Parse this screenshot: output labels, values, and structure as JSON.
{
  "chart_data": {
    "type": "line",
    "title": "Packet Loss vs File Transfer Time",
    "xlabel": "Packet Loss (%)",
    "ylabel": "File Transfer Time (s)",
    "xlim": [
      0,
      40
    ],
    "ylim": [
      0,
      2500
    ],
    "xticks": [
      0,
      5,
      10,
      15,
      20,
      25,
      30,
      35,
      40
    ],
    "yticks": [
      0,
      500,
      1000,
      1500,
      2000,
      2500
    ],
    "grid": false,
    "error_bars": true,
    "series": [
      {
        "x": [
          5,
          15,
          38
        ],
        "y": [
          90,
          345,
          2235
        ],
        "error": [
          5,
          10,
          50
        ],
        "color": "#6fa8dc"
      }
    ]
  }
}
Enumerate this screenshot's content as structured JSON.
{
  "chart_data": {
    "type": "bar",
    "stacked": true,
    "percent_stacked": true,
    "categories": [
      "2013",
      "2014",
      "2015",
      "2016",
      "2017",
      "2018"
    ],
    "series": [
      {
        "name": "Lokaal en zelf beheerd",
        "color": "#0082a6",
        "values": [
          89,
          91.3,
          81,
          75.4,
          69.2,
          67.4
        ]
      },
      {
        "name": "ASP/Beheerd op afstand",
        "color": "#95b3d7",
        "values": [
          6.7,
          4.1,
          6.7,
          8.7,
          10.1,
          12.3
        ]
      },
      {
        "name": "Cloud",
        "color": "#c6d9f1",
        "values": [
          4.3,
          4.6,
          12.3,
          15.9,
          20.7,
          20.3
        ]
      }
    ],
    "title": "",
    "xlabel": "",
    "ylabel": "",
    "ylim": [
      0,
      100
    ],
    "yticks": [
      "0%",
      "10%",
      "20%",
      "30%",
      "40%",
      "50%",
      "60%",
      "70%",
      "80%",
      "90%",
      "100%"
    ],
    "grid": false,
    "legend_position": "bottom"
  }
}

- - - - - - -

EXERCISE INSTRUCTIONS »
Provide all the records again, word for word.

RESPONSE »
Parse this screenshot: output labels, values, and structure as JSON.
{
  "chart_data": {
    "type": "line",
    "title": "Packet Loss vs File Transfer Time",
    "xlabel": "Packet Loss (%)",
    "ylabel": "File Transfer Time (s)",
    "xlim": [
      0,
      40
    ],
    "ylim": [
      0,
      2500
    ],
    "xticks": [
      0,
      5,
      10,
      15,
      20,
      25,
      30,
      35,
      40
    ],
    "yticks": [
      0,
      500,
      1000,
      1500,
      2000,
      2500
    ],
    "grid": false,
    "error_bars": true,
    "series": [
      {
        "x": [
          5,
          15,
          38
        ],
        "y": [
          90,
          345,
          2235
        ],
        "error": [
          5,
          10,
          50
        ],
        "color": "#6fa8dc"
      }
    ]
  }
}
Enumerate this screenshot's content as structured JSON.
{
  "chart_data": {
    "type": "bar",
    "stacked": true,
    "percent_stacked": true,
    "categories": [
      "2013",
      "2014",
      "2015",
      "2016",
      "2017",
      "2018"
    ],
    "series": [
      {
        "name": "Lokaal en zelf beheerd",
        "color": "#0082a6",
        "values": [
          89,
          91.3,
          81,
          75.4,
          69.2,
          67.4
        ]
      },
      {
        "name": "ASP/Beheerd op afstand",
        "color": "#95b3d7",
        "values": [
          6.7,
          4.1,
          6.7,
          8.7,
          10.1,
          12.3
        ]
      },
      {
        "name": "Cloud",
        "color": "#c6d9f1",
        "values": [
          4.3,
          4.6,
          12.3,
          15.9,
          20.7,
          20.3
        ]
      }
    ],
    "title": "",
    "xlabel": "",
    "ylabel": "",
    "ylim": [
      0,
      100
    ],
    "yticks": [
      "0%",
      "10%",
      "20%",
      "30%",
      "40%",
      "50%",
      "60%",
      "70%",
      "80%",
      "90%",
      "100%"
    ],
    "grid": false,
    "legend_position": "bottom"
  }
}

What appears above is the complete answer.